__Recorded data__

============================================================

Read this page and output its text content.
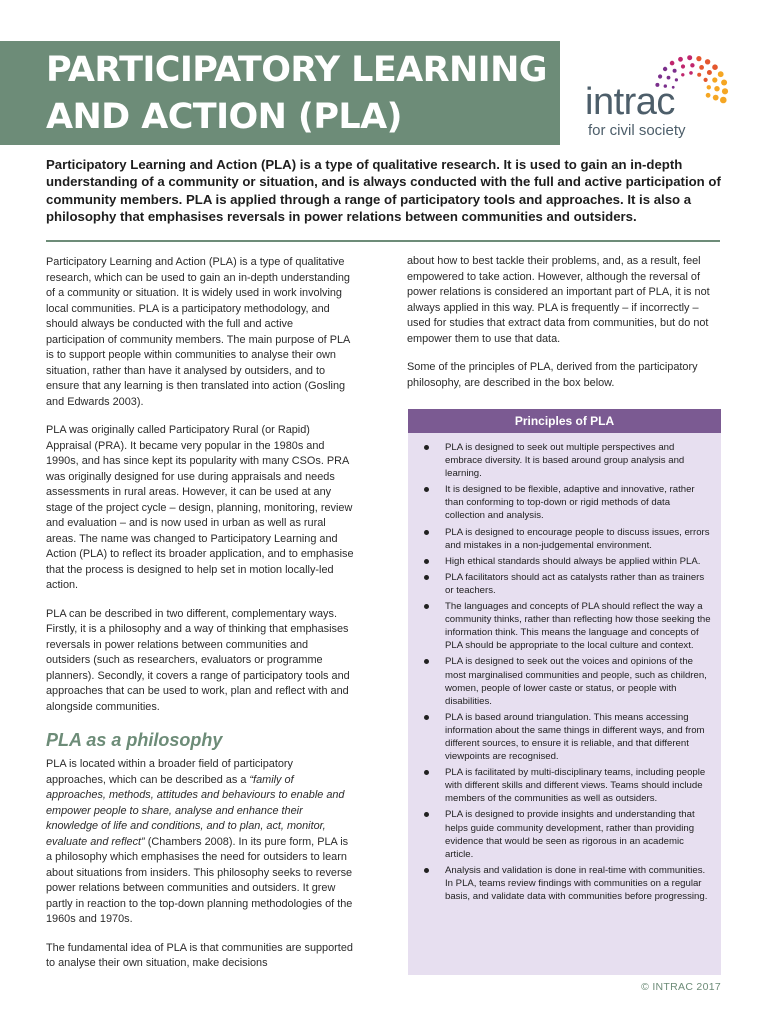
PARTICIPATORY LEARNING
AND ACTION (PLA)	intrac
for civil society

Participatory Learning and Action (PLA) is a type of qualitative research. It is used to gain an in-depth understanding of a community or situation, and is always conducted with the full and active participation of community members. PLA is applied through a range of participatory tools and approaches. It is also a philosophy that emphasises reversals in power relations between communities and outsiders.

Participatory Learning and Action (PLA) is a type of qualitative research, which can be used to gain an in-depth understanding of a community or situation. It is widely used in work involving local communities. PLA is a participatory methodology, and should always be conducted with the full and active participation of community members. The main purpose of PLA is to support people within communities to analyse their own situation, rather than have it analysed by outsiders, and to ensure that any learning is then translated into action (Gosling and Edwards 2003).

PLA was originally called Participatory Rural (or Rapid) Appraisal (PRA). It became very popular in the 1980s and 1990s, and has since kept its popularity with many CSOs. PRA was originally designed for use during appraisals and needs assessments in rural areas. However, it can be used at any stage of the project cycle – design, planning, monitoring, review and evaluation – and is now used in urban as well as rural areas. The name was changed to Participatory Learning and Action (PLA) to reflect its broader application, and to emphasise that the process is designed to help set in motion locally-led action.

PLA can be described in two different, complementary ways. Firstly, it is a philosophy and a way of thinking that emphasises reversals in power relations between communities and outsiders (such as researchers, evaluators or programme planners). Secondly, it covers a range of participatory tools and approaches that can be used to work, plan and reflect with and alongside communities.

PLA as a philosophy

PLA is located within a broader field of participatory approaches, which can be described as a “family of approaches, methods, attitudes and behaviours to enable and empower people to share, analyse and enhance their knowledge of life and conditions, and to plan, act, monitor, evaluate and reflect” (Chambers 2008). In its pure form, PLA is a philosophy which emphasises the need for outsiders to learn about situations from insiders. This philosophy seeks to reverse power relations between communities and outsiders. It grew partly in reaction to the top-down planning methodologies of the 1960s and 1970s.

The fundamental idea of PLA is that communities are supported to analyse their own situation, make decisions

about how to best tackle their problems, and, as a result, feel empowered to take action. However, although the reversal of power relations is considered an important part of PLA, it is not always applied in this way. PLA is frequently – if incorrectly – used for studies that extract data from communities, but do not empower them to use that data.

Some of the principles of PLA, derived from the participatory philosophy, are described in the box below.

Principles of PLA
PLA is designed to seek out multiple perspectives and embrace diversity. It is based around group analysis and learning.
It is designed to be flexible, adaptive and innovative, rather than conforming to top-down or rigid methods of data collection and analysis.
PLA is designed to encourage people to discuss issues, errors and mistakes in a non-judgemental environment.
High ethical standards should always be applied within PLA.
PLA facilitators should act as catalysts rather than as trainers or teachers.
The languages and concepts of PLA should reflect the way a community thinks, rather than reflecting how those seeking the information think. This means the language and concepts of PLA should be appropriate to the local culture and context.
PLA is designed to seek out the voices and opinions of the most marginalised communities and people, such as children, women, people of lower caste or status, or people with disabilities.
PLA is based around triangulation. This means accessing information about the same things in different ways, and from different sources, to ensure it is reliable, and that different viewpoints are recognised.
PLA is facilitated by multi-disciplinary teams, including people with different skills and different views. Teams should include members of the communities as well as outsiders.
PLA is designed to provide insights and understanding that helps guide community development, rather than providing evidence that would be seen as rigorous in an academic article.
Analysis and validation is done in real-time with communities. In PLA, teams review findings with communities on a regular basis, and validate data with communities before progressing.
© INTRAC 2017
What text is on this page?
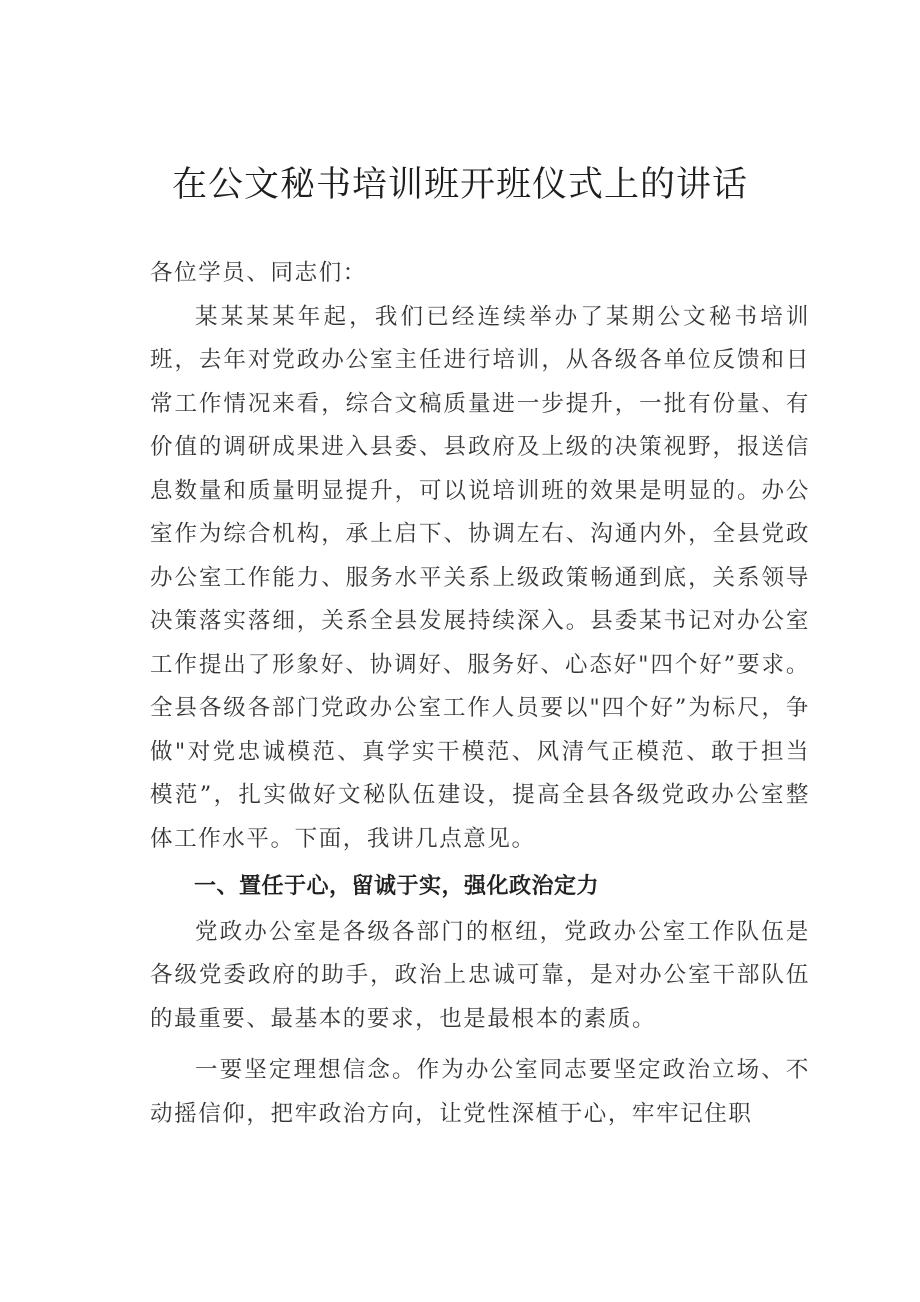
在公文秘书培训班开班仪式上的讲话

各位学员、同志们：

某某某某年起，我们已经连续举办了某期公文秘书培训班，去年对党政办公室主任进行培训，从各级各单位反馈和日常工作情况来看，综合文稿质量进一步提升，一批有份量、有价值的调研成果进入县委、县政府及上级的决策视野，报送信息数量和质量明显提升，可以说培训班的效果是明显的。办公室作为综合机构，承上启下、协调左右、沟通内外，全县党政办公室工作能力、服务水平关系上级政策畅通到底，关系领导决策落实落细，关系全县发展持续深入。县委某书记对办公室工作提出了形象好、协调好、服务好、心态好"四个好”要求。全县各级各部门党政办公室工作人员要以"四个好”为标尺，争做"对党忠诚模范、真学实干模范、风清气正模范、敢于担当模范”，扎实做好文秘队伍建设，提高全县各级党政办公室整体工作水平。下面，我讲几点意见。

一、置任于心，留诚于实，强化政治定力

党政办公室是各级各部门的枢纽，党政办公室工作队伍是各级党委政府的助手，政治上忠诚可靠，是对办公室干部队伍的最重要、最基本的要求，也是最根本的素质。

一要坚定理想信念。作为办公室同志要坚定政治立场、不动摇信仰，把牢政治方向，让党性深植于心，牢牢记住职
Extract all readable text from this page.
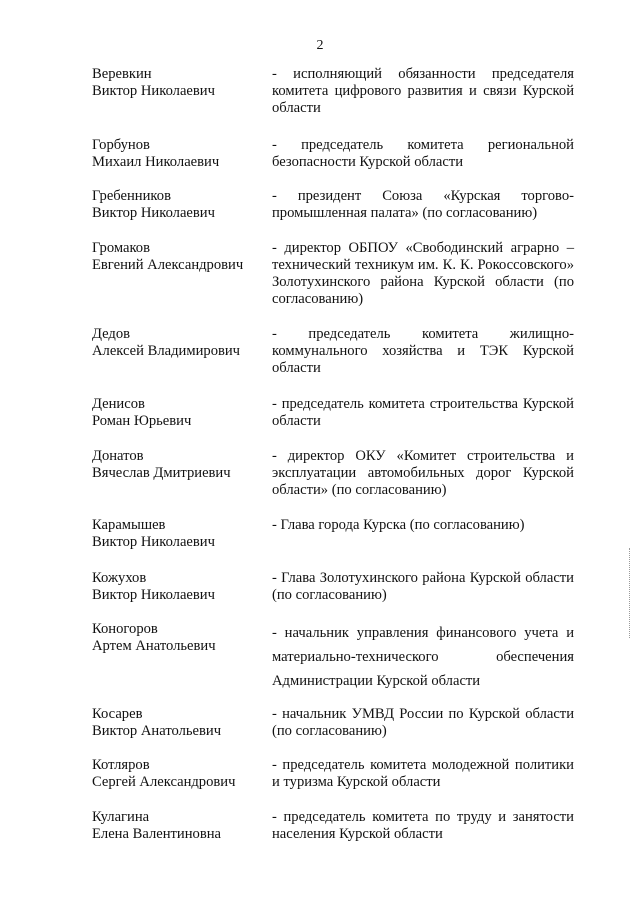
2
Веревкин
Виктор Николаевич
- исполняющий обязанности председателя комитета цифрового развития и связи Курской области
Горбунов
Михаил Николаевич
- председатель комитета региональной безопасности Курской области
Гребенников
Виктор Николаевич
- президент Союза «Курская торгово-промышленная палата» (по согласованию)
Громаков
Евгений Александрович
- директор ОБПОУ «Свободинский аграрно – технический техникум им. К. К. Рокоссовского» Золотухинского района Курской области (по согласованию)
Дедов
Алексей Владимирович
- председатель комитета жилищно-коммунального хозяйства и ТЭК Курской области
Денисов
Роман Юрьевич
- председатель комитета строительства Курской области
Донатов
Вячеслав Дмитриевич
- директор ОКУ «Комитет строительства и эксплуатации автомобильных дорог Курской области» (по согласованию)
Карамышев
Виктор Николаевич
- Глава города Курска (по согласованию)
Кожухов
Виктор Николаевич
- Глава Золотухинского района Курской области (по согласованию)
Коногоров
Артем Анатольевич
- начальник управления финансового учета и материально-технического обеспечения Администрации Курской области
Косарев
Виктор Анатольевич
- начальник УМВД России по Курской области (по согласованию)
Котляров
Сергей Александрович
- председатель комитета молодежной политики и туризма Курской области
Кулагина
Елена Валентиновна
- председатель комитета по труду и занятости населения Курской области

============================================================

__GIVEN TASK__
Reproduce all of the entries word for word, skipping any pictures they hold.

__CORRECT RESPONSE__
Read this page and output its text content.
PARTICIPATORY LEARNING
AND ACTION (PLA)	intrac
for civil society

Participatory Learning and Action (PLA) is a type of qualitative research. It is used to gain an in-depth understanding of a community or situation, and is always conducted with the full and active participation of community members. PLA is applied through a range of participatory tools and approaches. It is also a philosophy that emphasises reversals in power relations between communities and outsiders.

Participatory Learning and Action (PLA) is a type of qualitative research, which can be used to gain an in-depth understanding of a community or situation. It is widely used in work involving local communities. PLA is a participatory methodology, and should always be conducted with the full and active participation of community members. The main purpose of PLA is to support people within communities to analyse their own situation, rather than have it analysed by outsiders, and to ensure that any learning is then translated into action (Gosling and Edwards 2003).

PLA was originally called Participatory Rural (or Rapid) Appraisal (PRA). It became very popular in the 1980s and 1990s, and has since kept its popularity with many CSOs. PRA was originally designed for use during appraisals and needs assessments in rural areas. However, it can be used at any stage of the project cycle – design, planning, monitoring, review and evaluation – and is now used in urban as well as rural areas. The name was changed to Participatory Learning and Action (PLA) to reflect its broader application, and to emphasise that the process is designed to help set in motion locally-led action.

PLA can be described in two different, complementary ways. Firstly, it is a philosophy and a way of thinking that emphasises reversals in power relations between communities and outsiders (such as researchers, evaluators or programme planners). Secondly, it covers a range of participatory tools and approaches that can be used to work, plan and reflect with and alongside communities.

PLA as a philosophy

PLA is located within a broader field of participatory approaches, which can be described as a “family of approaches, methods, attitudes and behaviours to enable and empower people to share, analyse and enhance their knowledge of life and conditions, and to plan, act, monitor, evaluate and reflect” (Chambers 2008). In its pure form, PLA is a philosophy which emphasises the need for outsiders to learn about situations from insiders. This philosophy seeks to reverse power relations between communities and outsiders. It grew partly in reaction to the top-down planning methodologies of the 1960s and 1970s.

The fundamental idea of PLA is that communities are supported to analyse their own situation, make decisions

about how to best tackle their problems, and, as a result, feel empowered to take action. However, although the reversal of power relations is considered an important part of PLA, it is not always applied in this way. PLA is frequently – if incorrectly – used for studies that extract data from communities, but do not empower them to use that data.

Some of the principles of PLA, derived from the participatory philosophy, are described in the box below.

Principles of PLA
PLA is designed to seek out multiple perspectives and embrace diversity. It is based around group analysis and learning.
It is designed to be flexible, adaptive and innovative, rather than conforming to top-down or rigid methods of data collection and analysis.
PLA is designed to encourage people to discuss issues, errors and mistakes in a non-judgemental environment.
High ethical standards should always be applied within PLA.
PLA facilitators should act as catalysts rather than as trainers or teachers.
The languages and concepts of PLA should reflect the way a community thinks, rather than reflecting how those seeking the information think. This means the language and concepts of PLA should be appropriate to the local culture and context.
PLA is designed to seek out the voices and opinions of the most marginalised communities and people, such as children, women, people of lower caste or status, or people with disabilities.
PLA is based around triangulation. This means accessing information about the same things in different ways, and from different sources, to ensure it is reliable, and that different viewpoints are recognised.
PLA is facilitated by multi-disciplinary teams, including people with different skills and different views. Teams should include members of the communities as well as outsiders.
PLA is designed to provide insights and understanding that helps guide community development, rather than providing evidence that would be seen as rigorous in an academic article.
Analysis and validation is done in real-time with communities. In PLA, teams review findings with communities on a regular basis, and validate data with communities before progressing.
© INTRAC 2017
What text is on this page?
在公文秘书培训班开班仪式上的讲话

各位学员、同志们：

某某某某年起，我们已经连续举办了某期公文秘书培训班，去年对党政办公室主任进行培训，从各级各单位反馈和日常工作情况来看，综合文稿质量进一步提升，一批有份量、有价值的调研成果进入县委、县政府及上级的决策视野，报送信息数量和质量明显提升，可以说培训班的效果是明显的。办公室作为综合机构，承上启下、协调左右、沟通内外，全县党政办公室工作能力、服务水平关系上级政策畅通到底，关系领导决策落实落细，关系全县发展持续深入。县委某书记对办公室工作提出了形象好、协调好、服务好、心态好"四个好”要求。全县各级各部门党政办公室工作人员要以"四个好”为标尺，争做"对党忠诚模范、真学实干模范、风清气正模范、敢于担当模范”，扎实做好文秘队伍建设，提高全县各级党政办公室整体工作水平。下面，我讲几点意见。

一、置任于心，留诚于实，强化政治定力

党政办公室是各级各部门的枢纽，党政办公室工作队伍是各级党委政府的助手，政治上忠诚可靠，是对办公室干部队伍的最重要、最基本的要求，也是最根本的素质。

一要坚定理想信念。作为办公室同志要坚定政治立场、不动摇信仰，把牢政治方向，让党性深植于心，牢牢记住职
Extract all readable text from this page.
2
Веревкин
Виктор Николаевич
- исполняющий обязанности председателя комитета цифрового развития и связи Курской области
Горбунов
Михаил Николаевич
- председатель комитета региональной безопасности Курской области
Гребенников
Виктор Николаевич
- президент Союза «Курская торгово-промышленная палата» (по согласованию)
Громаков
Евгений Александрович
- директор ОБПОУ «Свободинский аграрно – технический техникум им. К. К. Рокоссовского» Золотухинского района Курской области (по согласованию)
Дедов
Алексей Владимирович
- председатель комитета жилищно-коммунального хозяйства и ТЭК Курской области
Денисов
Роман Юрьевич
- председатель комитета строительства Курской области
Донатов
Вячеслав Дмитриевич
- директор ОКУ «Комитет строительства и эксплуатации автомобильных дорог Курской области» (по согласованию)
Карамышев
Виктор Николаевич
- Глава города Курска (по согласованию)
Кожухов
Виктор Николаевич
- Глава Золотухинского района Курской области (по согласованию)
Коногоров
Артем Анатольевич
- начальник управления финансового учета и материально-технического обеспечения Администрации Курской области
Косарев
Виктор Анатольевич
- начальник УМВД России по Курской области (по согласованию)
Котляров
Сергей Александрович
- председатель комитета молодежной политики и туризма Курской области
Кулагина
Елена Валентиновна
- председатель комитета по труду и занятости населения Курской области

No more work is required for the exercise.